SUPPLIED RECORDS
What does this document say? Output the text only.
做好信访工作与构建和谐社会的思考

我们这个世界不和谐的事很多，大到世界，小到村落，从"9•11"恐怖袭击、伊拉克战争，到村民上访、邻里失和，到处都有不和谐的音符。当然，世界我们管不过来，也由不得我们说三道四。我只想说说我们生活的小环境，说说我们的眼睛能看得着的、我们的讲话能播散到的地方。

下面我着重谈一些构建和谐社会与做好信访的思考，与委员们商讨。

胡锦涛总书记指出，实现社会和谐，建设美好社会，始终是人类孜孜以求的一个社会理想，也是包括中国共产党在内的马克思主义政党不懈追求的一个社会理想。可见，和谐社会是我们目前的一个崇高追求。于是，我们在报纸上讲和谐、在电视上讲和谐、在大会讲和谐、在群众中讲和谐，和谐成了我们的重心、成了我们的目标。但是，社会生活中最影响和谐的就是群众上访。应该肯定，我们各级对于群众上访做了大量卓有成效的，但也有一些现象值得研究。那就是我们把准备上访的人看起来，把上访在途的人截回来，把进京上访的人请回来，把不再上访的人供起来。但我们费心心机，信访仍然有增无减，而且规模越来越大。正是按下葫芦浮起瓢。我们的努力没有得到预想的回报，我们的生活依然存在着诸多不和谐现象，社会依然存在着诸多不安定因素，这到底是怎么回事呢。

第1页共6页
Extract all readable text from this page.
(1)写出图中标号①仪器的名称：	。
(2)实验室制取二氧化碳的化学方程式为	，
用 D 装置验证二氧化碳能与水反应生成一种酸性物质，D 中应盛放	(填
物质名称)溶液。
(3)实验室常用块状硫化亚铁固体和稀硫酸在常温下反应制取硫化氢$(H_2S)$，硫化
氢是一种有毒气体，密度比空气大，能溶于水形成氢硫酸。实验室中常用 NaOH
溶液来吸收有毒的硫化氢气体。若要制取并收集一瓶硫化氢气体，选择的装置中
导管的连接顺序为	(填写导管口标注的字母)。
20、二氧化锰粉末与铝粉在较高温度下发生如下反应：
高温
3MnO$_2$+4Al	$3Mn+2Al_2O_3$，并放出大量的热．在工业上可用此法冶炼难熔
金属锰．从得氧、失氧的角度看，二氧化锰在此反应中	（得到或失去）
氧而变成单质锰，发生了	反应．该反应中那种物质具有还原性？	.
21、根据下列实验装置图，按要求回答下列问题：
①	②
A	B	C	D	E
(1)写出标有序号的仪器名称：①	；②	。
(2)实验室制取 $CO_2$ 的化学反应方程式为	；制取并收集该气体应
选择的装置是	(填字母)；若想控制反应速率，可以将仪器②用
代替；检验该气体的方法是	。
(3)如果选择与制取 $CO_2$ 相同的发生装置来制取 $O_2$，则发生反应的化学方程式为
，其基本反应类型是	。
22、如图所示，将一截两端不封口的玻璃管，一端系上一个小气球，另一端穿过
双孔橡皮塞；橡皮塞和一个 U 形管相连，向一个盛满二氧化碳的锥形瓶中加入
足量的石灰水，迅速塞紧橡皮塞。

--

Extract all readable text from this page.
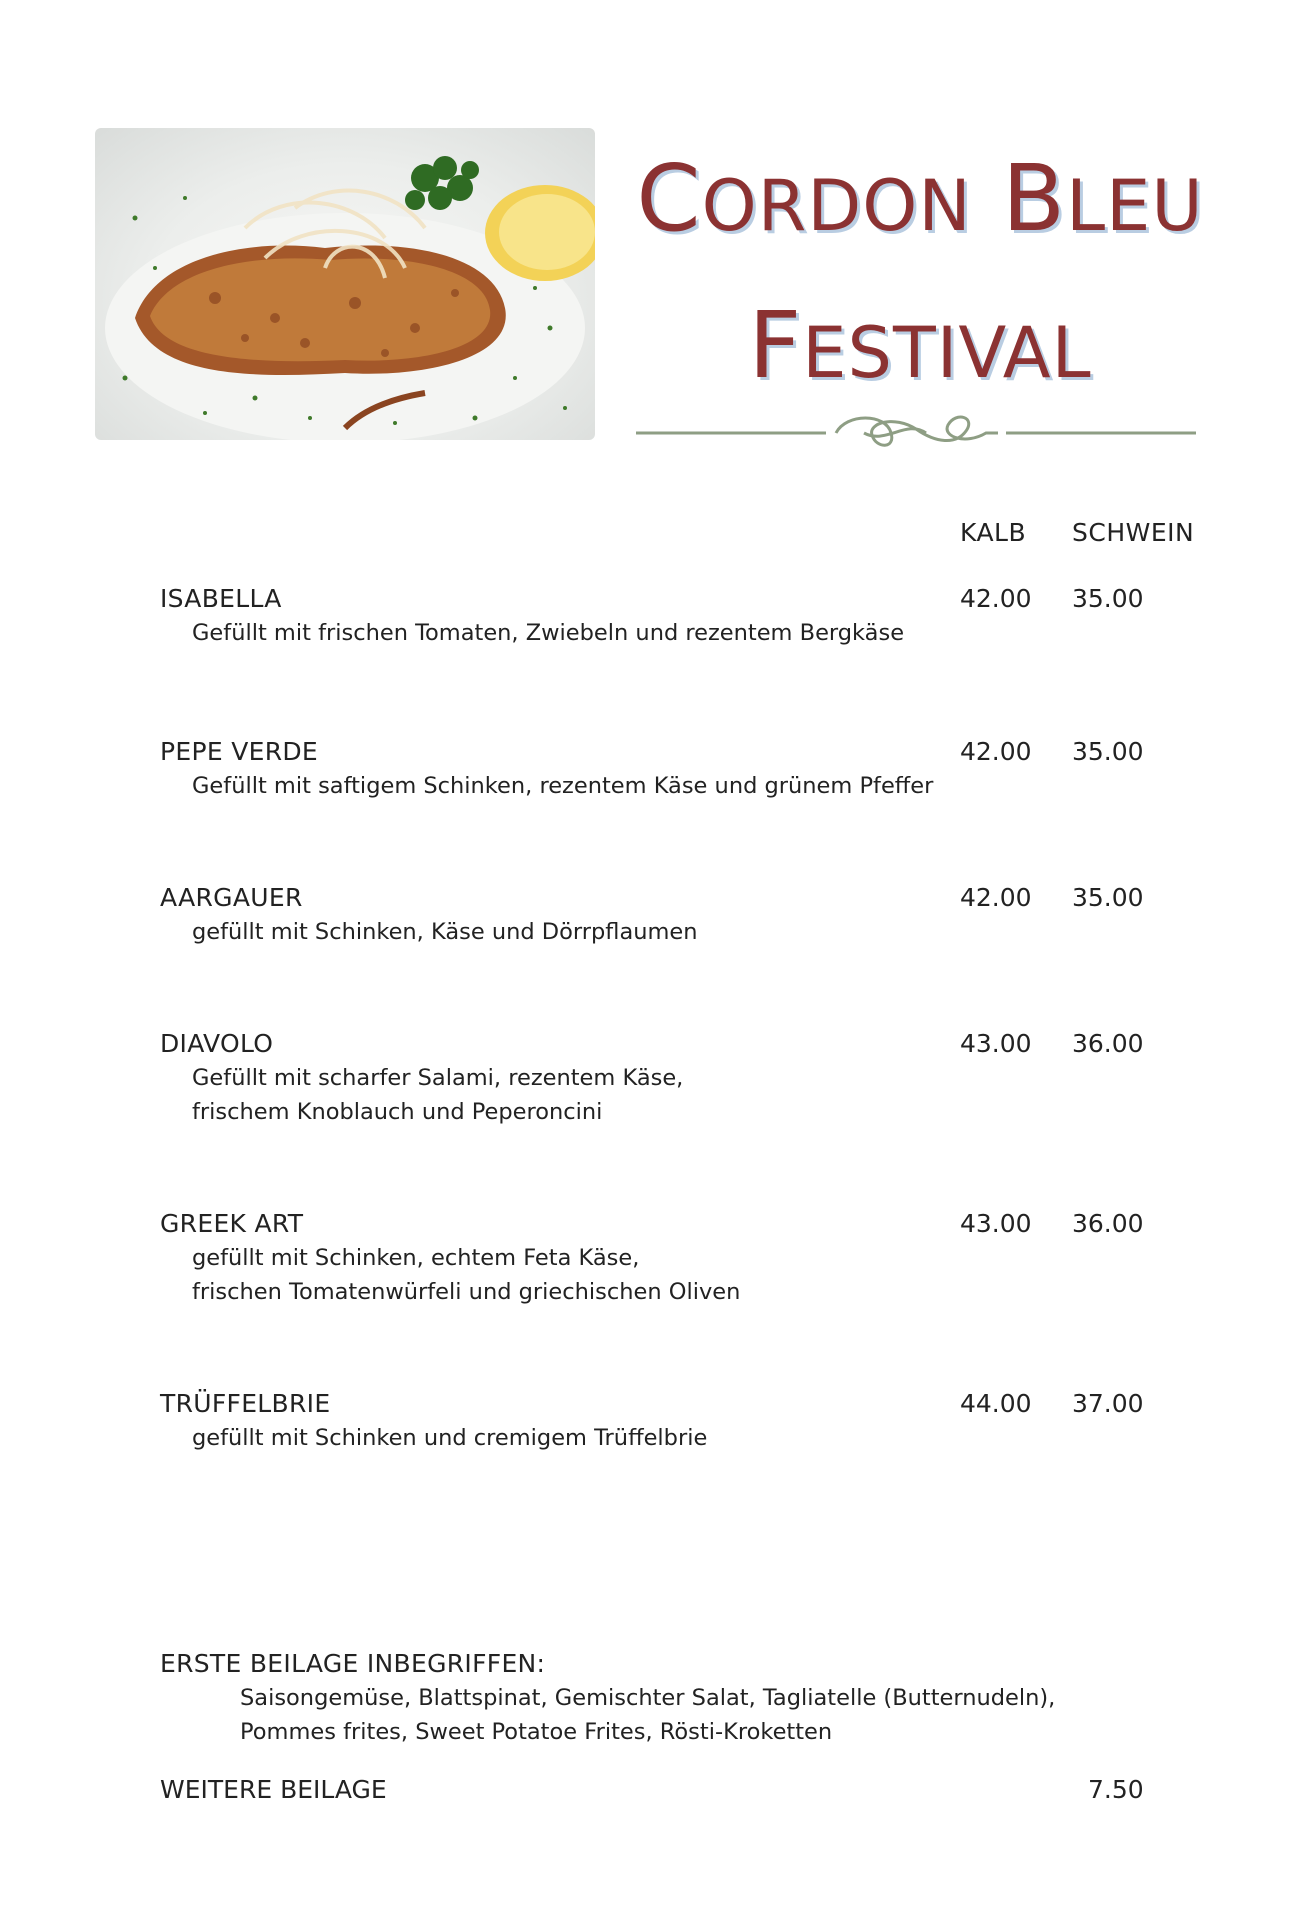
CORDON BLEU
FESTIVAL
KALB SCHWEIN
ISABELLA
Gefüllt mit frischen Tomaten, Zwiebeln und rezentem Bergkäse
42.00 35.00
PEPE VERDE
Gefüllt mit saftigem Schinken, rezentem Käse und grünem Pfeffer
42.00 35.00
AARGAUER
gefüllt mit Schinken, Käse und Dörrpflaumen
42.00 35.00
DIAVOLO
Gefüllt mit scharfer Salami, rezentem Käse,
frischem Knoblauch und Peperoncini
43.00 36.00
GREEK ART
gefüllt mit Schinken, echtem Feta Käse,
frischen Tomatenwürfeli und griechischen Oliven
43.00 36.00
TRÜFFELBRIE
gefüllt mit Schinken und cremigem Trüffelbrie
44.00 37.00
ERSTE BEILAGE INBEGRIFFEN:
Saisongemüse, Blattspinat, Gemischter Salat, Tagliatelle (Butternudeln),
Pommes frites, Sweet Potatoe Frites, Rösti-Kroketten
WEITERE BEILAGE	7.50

---

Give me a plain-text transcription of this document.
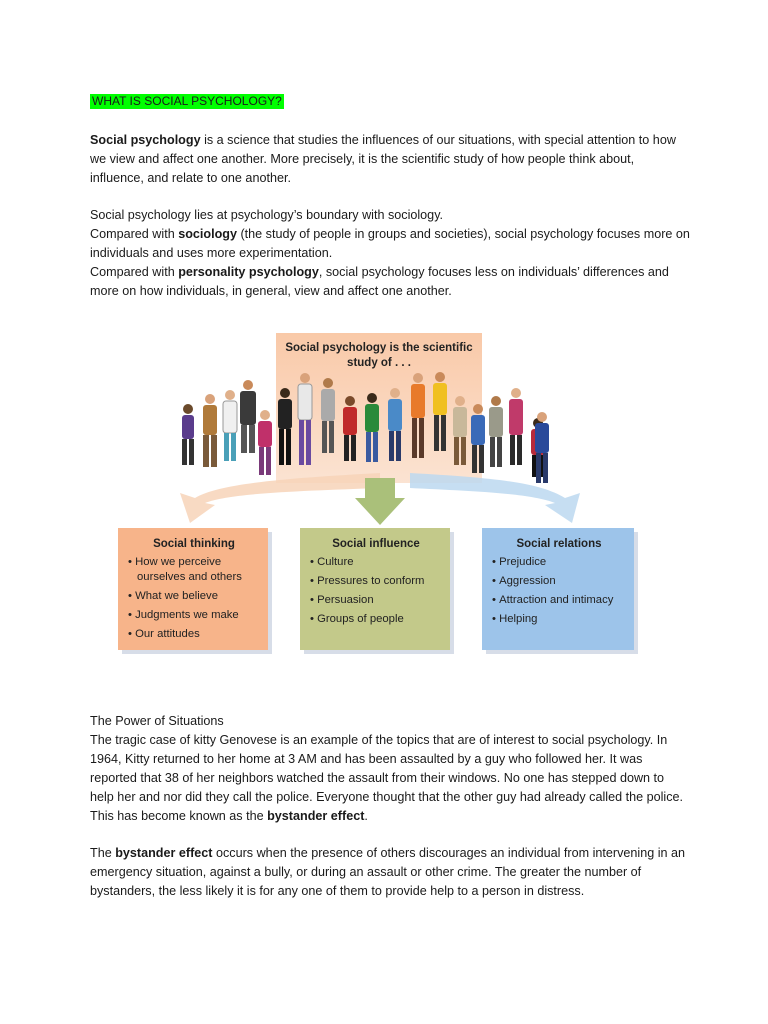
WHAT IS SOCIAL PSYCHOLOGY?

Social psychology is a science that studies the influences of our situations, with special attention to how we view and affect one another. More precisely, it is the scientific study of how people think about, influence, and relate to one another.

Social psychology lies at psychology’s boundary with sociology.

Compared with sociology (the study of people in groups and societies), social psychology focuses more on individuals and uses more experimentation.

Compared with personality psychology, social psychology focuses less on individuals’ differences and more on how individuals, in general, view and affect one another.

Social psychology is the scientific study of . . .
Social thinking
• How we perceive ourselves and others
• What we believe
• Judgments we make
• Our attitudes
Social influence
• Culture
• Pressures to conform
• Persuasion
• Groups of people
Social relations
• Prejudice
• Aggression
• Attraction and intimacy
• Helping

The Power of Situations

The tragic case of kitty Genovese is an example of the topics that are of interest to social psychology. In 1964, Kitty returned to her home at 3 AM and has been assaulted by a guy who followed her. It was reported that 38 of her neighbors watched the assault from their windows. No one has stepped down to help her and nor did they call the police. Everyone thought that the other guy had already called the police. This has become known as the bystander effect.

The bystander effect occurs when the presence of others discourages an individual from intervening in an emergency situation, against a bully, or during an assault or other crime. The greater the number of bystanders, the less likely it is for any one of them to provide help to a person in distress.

WHAT THE TASK REQUIRES
Pick out all lines from the data above in which the word "frischen" appears.

CORRECT RESPONSE
Gefüllt mit frischen Tomaten, Zwiebeln und rezentem Bergkäse
frischen Tomatenwürfeli und griechischen Oliven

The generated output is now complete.